• **WRITTEN TASK**:
Show every line that has the string "color" in it.

• **RECORDS SHOWN**:
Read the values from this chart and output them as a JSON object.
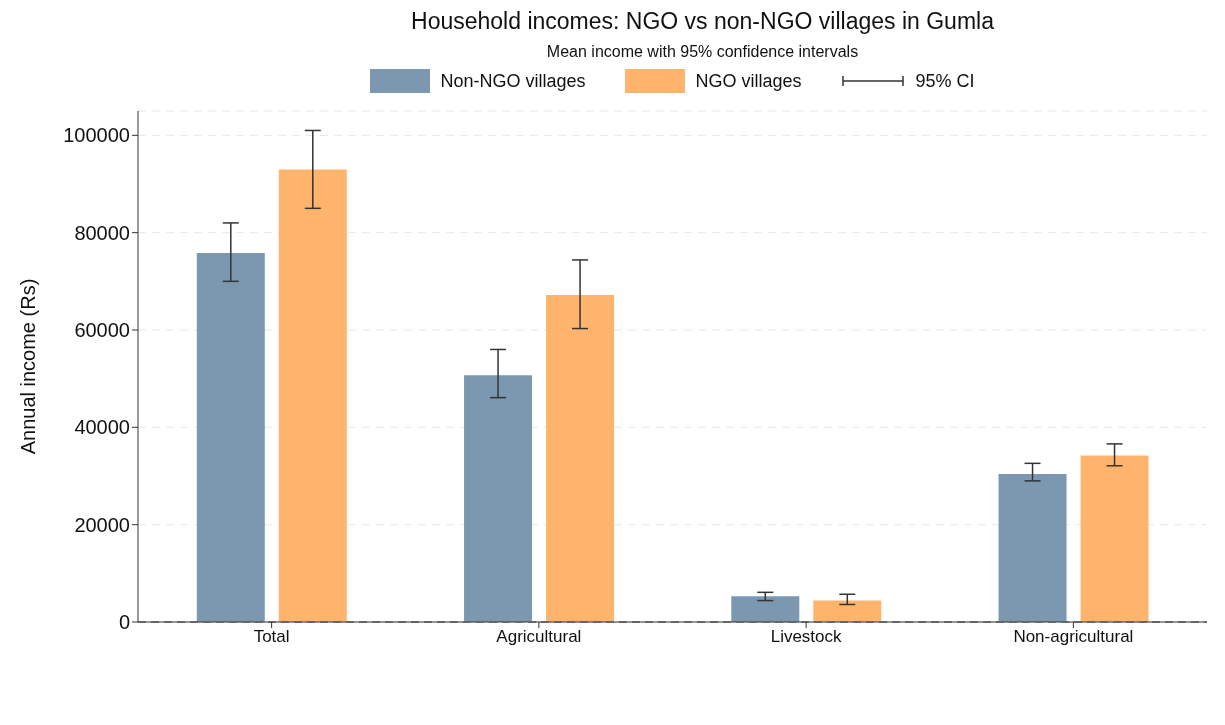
{
  "chart_data": {
    "type": "bar",
    "title": "Household incomes: NGO vs non-NGO villages in Gumla",
    "subtitle": "Mean income with 95% confidence intervals",
    "ylabel": "Annual income (Rs)",
    "categories": [
      "Total",
      "Agricultural",
      "Livestock",
      "Non-agricultural"
    ],
    "series": [
      {
        "name": "Non-NGO villages",
        "color": "#7b98b0",
        "values": [
          75800,
          50700,
          5300,
          30400
        ],
        "errors": [
          [
            70000,
            82000
          ],
          [
            46100,
            56000
          ],
          [
            4400,
            6100
          ],
          [
            29000,
            32600
          ]
        ]
      },
      {
        "name": "NGO villages",
        "color": "#ffb46e",
        "values": [
          93000,
          67200,
          4400,
          34200
        ],
        "errors": [
          [
            85000,
            101000
          ],
          [
            60300,
            74400
          ],
          [
            3600,
            5700
          ],
          [
            32100,
            36600
          ]
        ]
      }
    ],
    "annotations": [
      "95% CI"
    ],
    "ylim": [
      0,
      105000
    ],
    "yticks": [
      0,
      20000,
      40000,
      60000,
      80000,
      100000
    ],
    "grid": "y",
    "legend": "top",
    "ref_lines": [
      {
        "axis": "y",
        "value": 0,
        "color": "#999999",
        "line_style": "dashed"
      }
    ]
  }
}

• **TASK OUTPUT**:
        "color": "#7b98b0",
        "color": "#ffb46e",
        "color": "#999999",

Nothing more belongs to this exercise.